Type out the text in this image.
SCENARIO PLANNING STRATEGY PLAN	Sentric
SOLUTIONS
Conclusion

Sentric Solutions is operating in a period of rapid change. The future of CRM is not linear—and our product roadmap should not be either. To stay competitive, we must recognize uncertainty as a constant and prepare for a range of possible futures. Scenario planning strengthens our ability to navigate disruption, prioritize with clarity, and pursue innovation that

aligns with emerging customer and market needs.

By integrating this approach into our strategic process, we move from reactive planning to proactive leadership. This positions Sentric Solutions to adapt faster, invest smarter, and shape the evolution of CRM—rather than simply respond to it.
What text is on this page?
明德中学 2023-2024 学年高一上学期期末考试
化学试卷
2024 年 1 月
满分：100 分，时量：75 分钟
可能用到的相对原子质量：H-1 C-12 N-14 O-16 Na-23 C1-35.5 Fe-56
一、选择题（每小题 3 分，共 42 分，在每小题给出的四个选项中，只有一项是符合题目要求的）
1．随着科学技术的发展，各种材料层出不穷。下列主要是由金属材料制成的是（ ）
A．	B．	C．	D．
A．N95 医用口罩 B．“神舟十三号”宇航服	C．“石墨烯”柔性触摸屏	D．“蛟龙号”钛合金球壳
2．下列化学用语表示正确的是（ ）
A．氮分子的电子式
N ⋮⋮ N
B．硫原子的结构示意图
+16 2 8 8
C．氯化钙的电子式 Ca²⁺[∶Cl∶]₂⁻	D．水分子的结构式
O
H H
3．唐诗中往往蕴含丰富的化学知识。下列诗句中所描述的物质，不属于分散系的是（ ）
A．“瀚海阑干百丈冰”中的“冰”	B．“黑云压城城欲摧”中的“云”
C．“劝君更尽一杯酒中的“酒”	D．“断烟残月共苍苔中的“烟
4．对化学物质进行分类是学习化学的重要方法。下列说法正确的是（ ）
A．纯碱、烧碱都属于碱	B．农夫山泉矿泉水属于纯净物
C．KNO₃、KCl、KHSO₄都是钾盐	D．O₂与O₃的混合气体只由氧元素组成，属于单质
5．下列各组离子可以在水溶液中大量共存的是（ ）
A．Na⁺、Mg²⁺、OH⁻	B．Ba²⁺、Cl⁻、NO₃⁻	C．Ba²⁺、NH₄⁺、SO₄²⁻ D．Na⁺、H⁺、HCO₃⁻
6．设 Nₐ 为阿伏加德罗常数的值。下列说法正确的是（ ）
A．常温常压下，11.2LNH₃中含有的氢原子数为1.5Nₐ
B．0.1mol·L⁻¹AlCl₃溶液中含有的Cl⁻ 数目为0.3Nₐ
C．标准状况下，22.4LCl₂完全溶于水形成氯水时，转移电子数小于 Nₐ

*Your goal*
Reproduce the lines from the one containing "What text is on this page?" to the end of the entries, keeping both ends and adding nothing.

*Response to this task*
What text is on this page?
明德中学 2023-2024 学年高一上学期期末考试
化学试卷
2024 年 1 月
满分：100 分，时量：75 分钟
可能用到的相对原子质量：H-1 C-12 N-14 O-16 Na-23 C1-35.5 Fe-56
一、选择题（每小题 3 分，共 42 分，在每小题给出的四个选项中，只有一项是符合题目要求的）
1．随着科学技术的发展，各种材料层出不穷。下列主要是由金属材料制成的是（ ）
A．	B．	C．	D．
A．N95 医用口罩 B．“神舟十三号”宇航服	C．“石墨烯”柔性触摸屏	D．“蛟龙号”钛合金球壳
2．下列化学用语表示正确的是（ ）
A．氮分子的电子式
N ⋮⋮ N
B．硫原子的结构示意图
+16 2 8 8
C．氯化钙的电子式 Ca²⁺[∶Cl∶]₂⁻	D．水分子的结构式
O
H H
3．唐诗中往往蕴含丰富的化学知识。下列诗句中所描述的物质，不属于分散系的是（ ）
A．“瀚海阑干百丈冰”中的“冰”	B．“黑云压城城欲摧”中的“云”
C．“劝君更尽一杯酒中的“酒”	D．“断烟残月共苍苔中的“烟
4．对化学物质进行分类是学习化学的重要方法。下列说法正确的是（ ）
A．纯碱、烧碱都属于碱	B．农夫山泉矿泉水属于纯净物
C．KNO₃、KCl、KHSO₄都是钾盐	D．O₂与O₃的混合气体只由氧元素组成，属于单质
5．下列各组离子可以在水溶液中大量共存的是（ ）
A．Na⁺、Mg²⁺、OH⁻	B．Ba²⁺、Cl⁻、NO₃⁻	C．Ba²⁺、NH₄⁺、SO₄²⁻ D．Na⁺、H⁺、HCO₃⁻
6．设 Nₐ 为阿伏加德罗常数的值。下列说法正确的是（ ）
A．常温常压下，11.2LNH₃中含有的氢原子数为1.5Nₐ
B．0.1mol·L⁻¹AlCl₃溶液中含有的Cl⁻ 数目为0.3Nₐ
C．标准状况下，22.4LCl₂完全溶于水形成氯水时，转移电子数小于 Nₐ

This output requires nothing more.